start

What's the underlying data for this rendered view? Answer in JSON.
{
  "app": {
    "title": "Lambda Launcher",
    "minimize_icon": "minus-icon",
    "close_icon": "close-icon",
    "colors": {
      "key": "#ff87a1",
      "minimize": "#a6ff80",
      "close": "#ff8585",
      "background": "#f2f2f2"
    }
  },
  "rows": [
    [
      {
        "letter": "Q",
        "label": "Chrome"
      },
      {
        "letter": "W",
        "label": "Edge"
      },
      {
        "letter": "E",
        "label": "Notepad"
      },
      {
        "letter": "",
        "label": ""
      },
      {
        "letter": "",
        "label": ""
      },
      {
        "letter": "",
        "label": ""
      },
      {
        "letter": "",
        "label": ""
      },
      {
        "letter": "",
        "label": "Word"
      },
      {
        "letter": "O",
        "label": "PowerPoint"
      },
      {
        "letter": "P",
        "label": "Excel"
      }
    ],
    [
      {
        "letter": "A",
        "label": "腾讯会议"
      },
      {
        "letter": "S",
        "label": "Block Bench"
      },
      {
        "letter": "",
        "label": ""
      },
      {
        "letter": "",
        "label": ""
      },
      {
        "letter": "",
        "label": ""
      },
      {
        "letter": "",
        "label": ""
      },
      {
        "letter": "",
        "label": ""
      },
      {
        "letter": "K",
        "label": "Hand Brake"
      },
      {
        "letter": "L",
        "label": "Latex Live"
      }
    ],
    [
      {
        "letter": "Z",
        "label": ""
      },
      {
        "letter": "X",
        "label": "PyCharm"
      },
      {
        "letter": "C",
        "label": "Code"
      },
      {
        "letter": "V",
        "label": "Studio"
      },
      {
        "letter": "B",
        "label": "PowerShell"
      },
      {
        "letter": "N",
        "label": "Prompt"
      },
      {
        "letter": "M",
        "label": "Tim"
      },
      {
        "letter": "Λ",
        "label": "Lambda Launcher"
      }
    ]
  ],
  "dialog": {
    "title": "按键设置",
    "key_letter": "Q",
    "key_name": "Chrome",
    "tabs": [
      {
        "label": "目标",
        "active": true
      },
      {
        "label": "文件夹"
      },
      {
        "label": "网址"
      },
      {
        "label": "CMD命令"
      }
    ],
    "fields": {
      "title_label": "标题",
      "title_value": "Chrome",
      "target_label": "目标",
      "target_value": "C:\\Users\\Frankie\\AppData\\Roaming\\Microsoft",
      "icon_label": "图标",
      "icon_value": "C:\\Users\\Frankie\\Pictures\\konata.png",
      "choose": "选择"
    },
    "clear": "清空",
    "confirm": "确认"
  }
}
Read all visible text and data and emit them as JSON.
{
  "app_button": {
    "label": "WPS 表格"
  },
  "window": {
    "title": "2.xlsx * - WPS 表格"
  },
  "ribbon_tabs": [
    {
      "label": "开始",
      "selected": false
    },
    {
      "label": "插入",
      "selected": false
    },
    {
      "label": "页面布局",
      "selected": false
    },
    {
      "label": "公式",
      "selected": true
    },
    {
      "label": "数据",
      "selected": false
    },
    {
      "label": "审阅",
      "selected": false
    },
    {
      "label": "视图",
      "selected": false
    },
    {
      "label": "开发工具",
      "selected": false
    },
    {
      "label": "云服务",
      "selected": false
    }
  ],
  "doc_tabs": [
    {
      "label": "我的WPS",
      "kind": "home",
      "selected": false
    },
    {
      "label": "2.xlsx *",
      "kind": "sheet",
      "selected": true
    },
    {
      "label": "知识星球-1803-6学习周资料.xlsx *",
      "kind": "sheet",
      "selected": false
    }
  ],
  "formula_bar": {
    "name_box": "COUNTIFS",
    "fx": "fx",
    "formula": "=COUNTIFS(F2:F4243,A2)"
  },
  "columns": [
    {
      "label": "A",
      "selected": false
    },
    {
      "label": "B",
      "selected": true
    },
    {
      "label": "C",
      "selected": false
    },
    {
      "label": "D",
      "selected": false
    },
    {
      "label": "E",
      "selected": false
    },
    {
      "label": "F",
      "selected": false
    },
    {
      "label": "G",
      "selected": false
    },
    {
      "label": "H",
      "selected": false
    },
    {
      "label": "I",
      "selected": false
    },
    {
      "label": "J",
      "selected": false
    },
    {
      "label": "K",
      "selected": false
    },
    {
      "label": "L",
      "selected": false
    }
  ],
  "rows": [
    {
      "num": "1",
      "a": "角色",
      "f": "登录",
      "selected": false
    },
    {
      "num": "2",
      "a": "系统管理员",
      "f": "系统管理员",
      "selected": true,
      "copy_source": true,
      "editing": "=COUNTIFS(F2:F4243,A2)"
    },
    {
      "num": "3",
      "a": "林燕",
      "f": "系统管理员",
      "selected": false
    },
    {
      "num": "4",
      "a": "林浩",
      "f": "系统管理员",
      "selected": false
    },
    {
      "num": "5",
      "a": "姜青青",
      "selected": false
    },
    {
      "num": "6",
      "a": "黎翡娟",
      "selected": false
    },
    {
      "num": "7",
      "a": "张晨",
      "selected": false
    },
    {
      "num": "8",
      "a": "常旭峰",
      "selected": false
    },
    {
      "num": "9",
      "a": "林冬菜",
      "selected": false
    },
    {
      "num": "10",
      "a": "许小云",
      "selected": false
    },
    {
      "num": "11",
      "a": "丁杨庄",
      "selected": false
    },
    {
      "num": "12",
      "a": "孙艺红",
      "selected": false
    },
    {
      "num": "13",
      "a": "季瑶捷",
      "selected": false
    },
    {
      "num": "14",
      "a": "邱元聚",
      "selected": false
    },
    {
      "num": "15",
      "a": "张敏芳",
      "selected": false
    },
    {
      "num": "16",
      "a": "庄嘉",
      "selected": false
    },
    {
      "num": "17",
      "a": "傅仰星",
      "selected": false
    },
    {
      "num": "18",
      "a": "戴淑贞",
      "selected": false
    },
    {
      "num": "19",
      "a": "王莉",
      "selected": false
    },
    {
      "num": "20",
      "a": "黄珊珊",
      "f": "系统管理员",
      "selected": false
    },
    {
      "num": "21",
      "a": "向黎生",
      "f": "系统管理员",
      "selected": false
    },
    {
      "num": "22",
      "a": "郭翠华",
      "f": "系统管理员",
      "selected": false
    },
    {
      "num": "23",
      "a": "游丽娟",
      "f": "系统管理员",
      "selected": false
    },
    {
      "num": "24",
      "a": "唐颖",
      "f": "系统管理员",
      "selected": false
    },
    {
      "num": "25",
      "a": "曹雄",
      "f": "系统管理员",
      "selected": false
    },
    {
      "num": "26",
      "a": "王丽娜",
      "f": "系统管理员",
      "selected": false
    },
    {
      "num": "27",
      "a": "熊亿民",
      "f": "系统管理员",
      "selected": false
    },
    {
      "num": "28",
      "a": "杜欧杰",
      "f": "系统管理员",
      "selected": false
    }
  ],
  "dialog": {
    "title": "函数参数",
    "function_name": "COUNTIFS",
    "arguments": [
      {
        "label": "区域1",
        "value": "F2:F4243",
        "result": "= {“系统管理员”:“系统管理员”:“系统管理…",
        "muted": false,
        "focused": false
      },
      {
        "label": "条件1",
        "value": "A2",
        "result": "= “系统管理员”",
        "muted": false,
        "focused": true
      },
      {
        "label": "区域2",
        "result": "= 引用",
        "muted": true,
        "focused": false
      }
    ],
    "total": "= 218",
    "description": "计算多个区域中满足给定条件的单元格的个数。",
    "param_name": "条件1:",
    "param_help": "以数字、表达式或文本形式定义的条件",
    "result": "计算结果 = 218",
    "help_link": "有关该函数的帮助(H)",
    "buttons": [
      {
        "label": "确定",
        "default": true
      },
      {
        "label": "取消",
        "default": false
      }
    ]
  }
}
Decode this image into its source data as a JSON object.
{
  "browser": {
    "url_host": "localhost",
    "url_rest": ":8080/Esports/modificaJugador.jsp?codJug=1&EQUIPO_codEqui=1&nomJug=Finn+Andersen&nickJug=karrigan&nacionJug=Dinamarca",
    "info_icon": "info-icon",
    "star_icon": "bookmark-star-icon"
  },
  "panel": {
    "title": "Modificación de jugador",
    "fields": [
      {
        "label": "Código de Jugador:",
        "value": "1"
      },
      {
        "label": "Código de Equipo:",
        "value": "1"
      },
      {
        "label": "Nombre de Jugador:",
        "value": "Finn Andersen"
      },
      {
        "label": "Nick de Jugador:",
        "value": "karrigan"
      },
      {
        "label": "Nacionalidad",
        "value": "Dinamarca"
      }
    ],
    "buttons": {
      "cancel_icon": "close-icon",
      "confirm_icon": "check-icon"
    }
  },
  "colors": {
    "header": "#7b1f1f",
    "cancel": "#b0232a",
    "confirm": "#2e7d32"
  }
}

end

# Aim of the exercise
Copy exactly the line containing "Decode this image" and every line after it, ending with the last line of the records above.

# Completed exercise
Decode this image into its source data as a JSON object.
{
  "browser": {
    "url_host": "localhost",
    "url_rest": ":8080/Esports/modificaJugador.jsp?codJug=1&EQUIPO_codEqui=1&nomJug=Finn+Andersen&nickJug=karrigan&nacionJug=Dinamarca",
    "info_icon": "info-icon",
    "star_icon": "bookmark-star-icon"
  },
  "panel": {
    "title": "Modificación de jugador",
    "fields": [
      {
        "label": "Código de Jugador:",
        "value": "1"
      },
      {
        "label": "Código de Equipo:",
        "value": "1"
      },
      {
        "label": "Nombre de Jugador:",
        "value": "Finn Andersen"
      },
      {
        "label": "Nick de Jugador:",
        "value": "karrigan"
      },
      {
        "label": "Nacionalidad",
        "value": "Dinamarca"
      }
    ],
    "buttons": {
      "cancel_icon": "close-icon",
      "confirm_icon": "check-icon"
    }
  },
  "colors": {
    "header": "#7b1f1f",
    "cancel": "#b0232a",
    "confirm": "#2e7d32"
  }
}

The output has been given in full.